SUPPLIED MATERIAL:
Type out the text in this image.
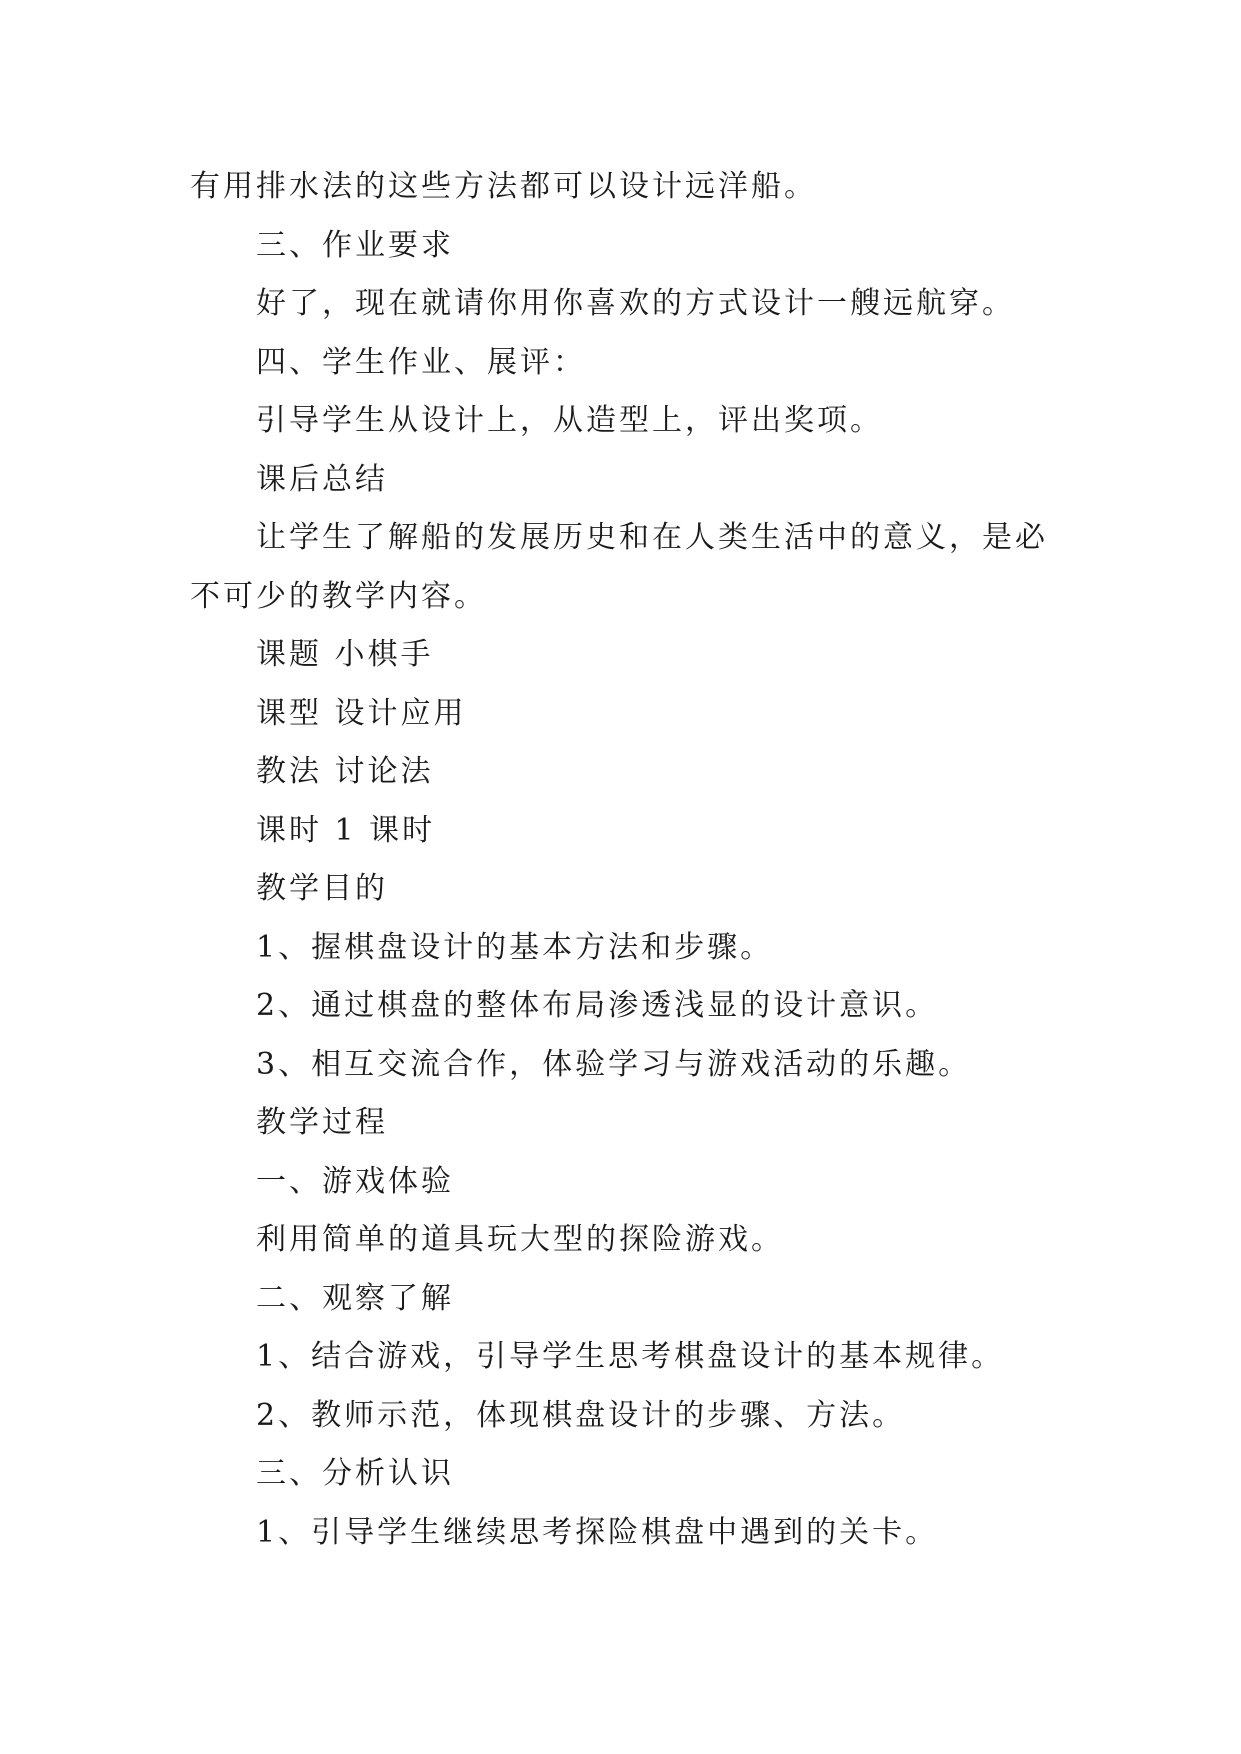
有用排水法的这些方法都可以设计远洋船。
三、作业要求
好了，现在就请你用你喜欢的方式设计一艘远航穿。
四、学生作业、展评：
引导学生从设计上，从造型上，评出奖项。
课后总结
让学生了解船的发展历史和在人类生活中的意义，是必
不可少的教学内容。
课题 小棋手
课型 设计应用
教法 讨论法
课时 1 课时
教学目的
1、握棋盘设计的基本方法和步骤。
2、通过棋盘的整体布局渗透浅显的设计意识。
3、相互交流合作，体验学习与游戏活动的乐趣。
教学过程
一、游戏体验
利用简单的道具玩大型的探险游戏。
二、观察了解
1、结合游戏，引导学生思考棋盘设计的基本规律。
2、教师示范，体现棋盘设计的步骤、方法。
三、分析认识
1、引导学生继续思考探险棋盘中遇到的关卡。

==

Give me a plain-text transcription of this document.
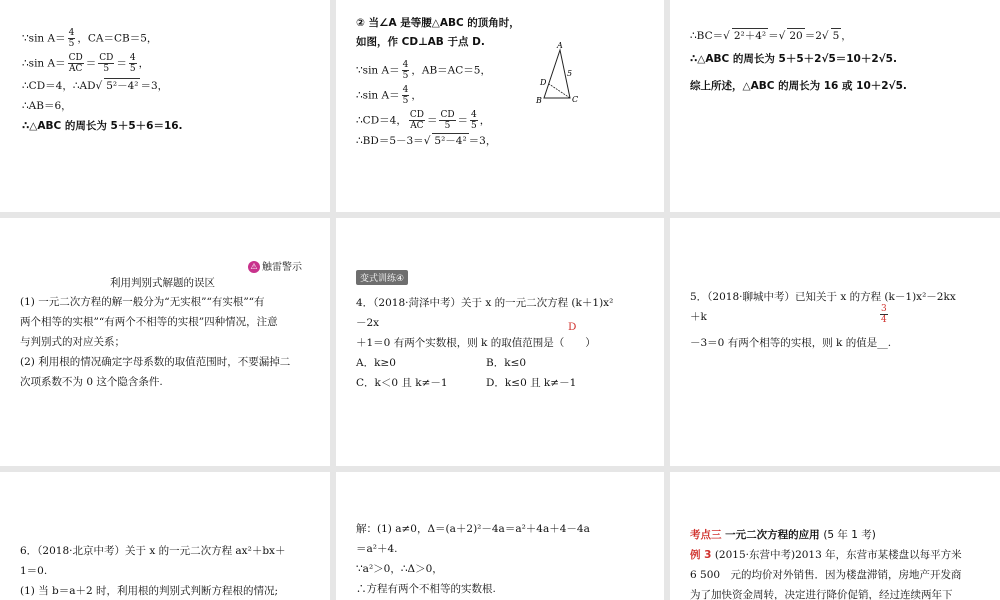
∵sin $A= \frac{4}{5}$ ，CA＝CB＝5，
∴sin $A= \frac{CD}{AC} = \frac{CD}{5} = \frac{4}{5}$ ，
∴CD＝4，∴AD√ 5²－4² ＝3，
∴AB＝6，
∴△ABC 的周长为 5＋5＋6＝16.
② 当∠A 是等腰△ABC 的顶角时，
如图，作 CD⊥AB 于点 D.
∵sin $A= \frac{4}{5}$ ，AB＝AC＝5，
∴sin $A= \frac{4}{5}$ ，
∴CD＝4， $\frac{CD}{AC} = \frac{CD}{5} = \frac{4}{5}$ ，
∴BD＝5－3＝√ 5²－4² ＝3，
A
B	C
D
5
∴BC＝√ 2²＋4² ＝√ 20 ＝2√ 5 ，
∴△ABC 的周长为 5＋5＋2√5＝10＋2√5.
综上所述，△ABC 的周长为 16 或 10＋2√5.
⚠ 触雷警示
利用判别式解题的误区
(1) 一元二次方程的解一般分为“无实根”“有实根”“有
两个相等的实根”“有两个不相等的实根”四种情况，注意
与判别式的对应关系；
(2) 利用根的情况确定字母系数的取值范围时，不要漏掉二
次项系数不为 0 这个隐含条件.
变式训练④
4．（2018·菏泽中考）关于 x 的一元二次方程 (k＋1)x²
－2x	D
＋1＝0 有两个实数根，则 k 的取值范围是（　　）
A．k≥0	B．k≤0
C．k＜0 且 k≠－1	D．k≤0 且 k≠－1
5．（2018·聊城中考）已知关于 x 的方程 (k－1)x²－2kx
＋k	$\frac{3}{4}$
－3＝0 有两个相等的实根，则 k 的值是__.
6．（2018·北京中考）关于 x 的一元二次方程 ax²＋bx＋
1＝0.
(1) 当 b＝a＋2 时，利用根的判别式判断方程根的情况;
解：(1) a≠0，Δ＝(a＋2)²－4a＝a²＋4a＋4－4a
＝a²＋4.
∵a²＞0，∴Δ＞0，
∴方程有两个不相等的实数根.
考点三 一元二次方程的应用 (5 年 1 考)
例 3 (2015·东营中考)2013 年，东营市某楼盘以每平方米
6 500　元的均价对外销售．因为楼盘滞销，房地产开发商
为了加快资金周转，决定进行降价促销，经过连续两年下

WORK REQUIRED: Look through the entries above and report the number of lines that contain "this". Write only the number.

SOLUTION TO THE EXERCISE: 2